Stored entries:
★ ★ ★ ★ ★

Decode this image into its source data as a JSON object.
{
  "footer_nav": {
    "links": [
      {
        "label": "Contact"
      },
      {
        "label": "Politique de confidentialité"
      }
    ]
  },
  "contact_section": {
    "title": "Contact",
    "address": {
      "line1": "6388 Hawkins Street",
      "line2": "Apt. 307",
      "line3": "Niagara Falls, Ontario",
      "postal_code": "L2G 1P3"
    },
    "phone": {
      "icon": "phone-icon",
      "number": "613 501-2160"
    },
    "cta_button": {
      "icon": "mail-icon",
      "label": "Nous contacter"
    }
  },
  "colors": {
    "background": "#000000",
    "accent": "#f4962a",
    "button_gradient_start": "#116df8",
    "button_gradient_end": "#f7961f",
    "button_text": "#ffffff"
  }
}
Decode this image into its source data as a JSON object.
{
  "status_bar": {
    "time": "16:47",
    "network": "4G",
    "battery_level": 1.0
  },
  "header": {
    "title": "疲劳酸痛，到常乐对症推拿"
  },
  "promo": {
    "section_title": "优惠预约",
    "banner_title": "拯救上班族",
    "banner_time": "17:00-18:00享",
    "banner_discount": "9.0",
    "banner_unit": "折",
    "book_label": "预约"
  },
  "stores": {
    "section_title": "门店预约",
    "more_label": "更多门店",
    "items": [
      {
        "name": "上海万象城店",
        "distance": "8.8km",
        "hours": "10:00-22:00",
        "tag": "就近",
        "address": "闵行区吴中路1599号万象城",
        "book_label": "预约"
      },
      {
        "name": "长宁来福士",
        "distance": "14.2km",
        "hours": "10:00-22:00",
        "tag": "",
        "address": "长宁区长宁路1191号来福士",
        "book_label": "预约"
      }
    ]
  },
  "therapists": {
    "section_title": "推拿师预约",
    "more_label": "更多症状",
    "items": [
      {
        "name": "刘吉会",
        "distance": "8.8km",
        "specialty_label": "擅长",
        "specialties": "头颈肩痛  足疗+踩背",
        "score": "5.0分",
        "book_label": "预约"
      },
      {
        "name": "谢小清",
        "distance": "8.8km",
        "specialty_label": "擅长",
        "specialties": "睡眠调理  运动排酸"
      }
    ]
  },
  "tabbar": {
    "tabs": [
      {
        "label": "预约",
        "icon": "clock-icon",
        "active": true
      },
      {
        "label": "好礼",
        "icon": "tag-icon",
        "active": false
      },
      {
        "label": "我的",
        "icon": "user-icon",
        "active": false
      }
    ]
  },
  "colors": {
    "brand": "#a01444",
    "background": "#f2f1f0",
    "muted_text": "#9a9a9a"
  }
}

★ ★ ★ ★ ★

** Exercise description **
Write an exact transcription of every entry above.

** Response **
Decode this image into its source data as a JSON object.
{
  "footer_nav": {
    "links": [
      {
        "label": "Contact"
      },
      {
        "label": "Politique de confidentialité"
      }
    ]
  },
  "contact_section": {
    "title": "Contact",
    "address": {
      "line1": "6388 Hawkins Street",
      "line2": "Apt. 307",
      "line3": "Niagara Falls, Ontario",
      "postal_code": "L2G 1P3"
    },
    "phone": {
      "icon": "phone-icon",
      "number": "613 501-2160"
    },
    "cta_button": {
      "icon": "mail-icon",
      "label": "Nous contacter"
    }
  },
  "colors": {
    "background": "#000000",
    "accent": "#f4962a",
    "button_gradient_start": "#116df8",
    "button_gradient_end": "#f7961f",
    "button_text": "#ffffff"
  }
}
Decode this image into its source data as a JSON object.
{
  "status_bar": {
    "time": "16:47",
    "network": "4G",
    "battery_level": 1.0
  },
  "header": {
    "title": "疲劳酸痛，到常乐对症推拿"
  },
  "promo": {
    "section_title": "优惠预约",
    "banner_title": "拯救上班族",
    "banner_time": "17:00-18:00享",
    "banner_discount": "9.0",
    "banner_unit": "折",
    "book_label": "预约"
  },
  "stores": {
    "section_title": "门店预约",
    "more_label": "更多门店",
    "items": [
      {
        "name": "上海万象城店",
        "distance": "8.8km",
        "hours": "10:00-22:00",
        "tag": "就近",
        "address": "闵行区吴中路1599号万象城",
        "book_label": "预约"
      },
      {
        "name": "长宁来福士",
        "distance": "14.2km",
        "hours": "10:00-22:00",
        "tag": "",
        "address": "长宁区长宁路1191号来福士",
        "book_label": "预约"
      }
    ]
  },
  "therapists": {
    "section_title": "推拿师预约",
    "more_label": "更多症状",
    "items": [
      {
        "name": "刘吉会",
        "distance": "8.8km",
        "specialty_label": "擅长",
        "specialties": "头颈肩痛  足疗+踩背",
        "score": "5.0分",
        "book_label": "预约"
      },
      {
        "name": "谢小清",
        "distance": "8.8km",
        "specialty_label": "擅长",
        "specialties": "睡眠调理  运动排酸"
      }
    ]
  },
  "tabbar": {
    "tabs": [
      {
        "label": "预约",
        "icon": "clock-icon",
        "active": true
      },
      {
        "label": "好礼",
        "icon": "tag-icon",
        "active": false
      },
      {
        "label": "我的",
        "icon": "user-icon",
        "active": false
      }
    ]
  },
  "colors": {
    "brand": "#a01444",
    "background": "#f2f1f0",
    "muted_text": "#9a9a9a"
  }
}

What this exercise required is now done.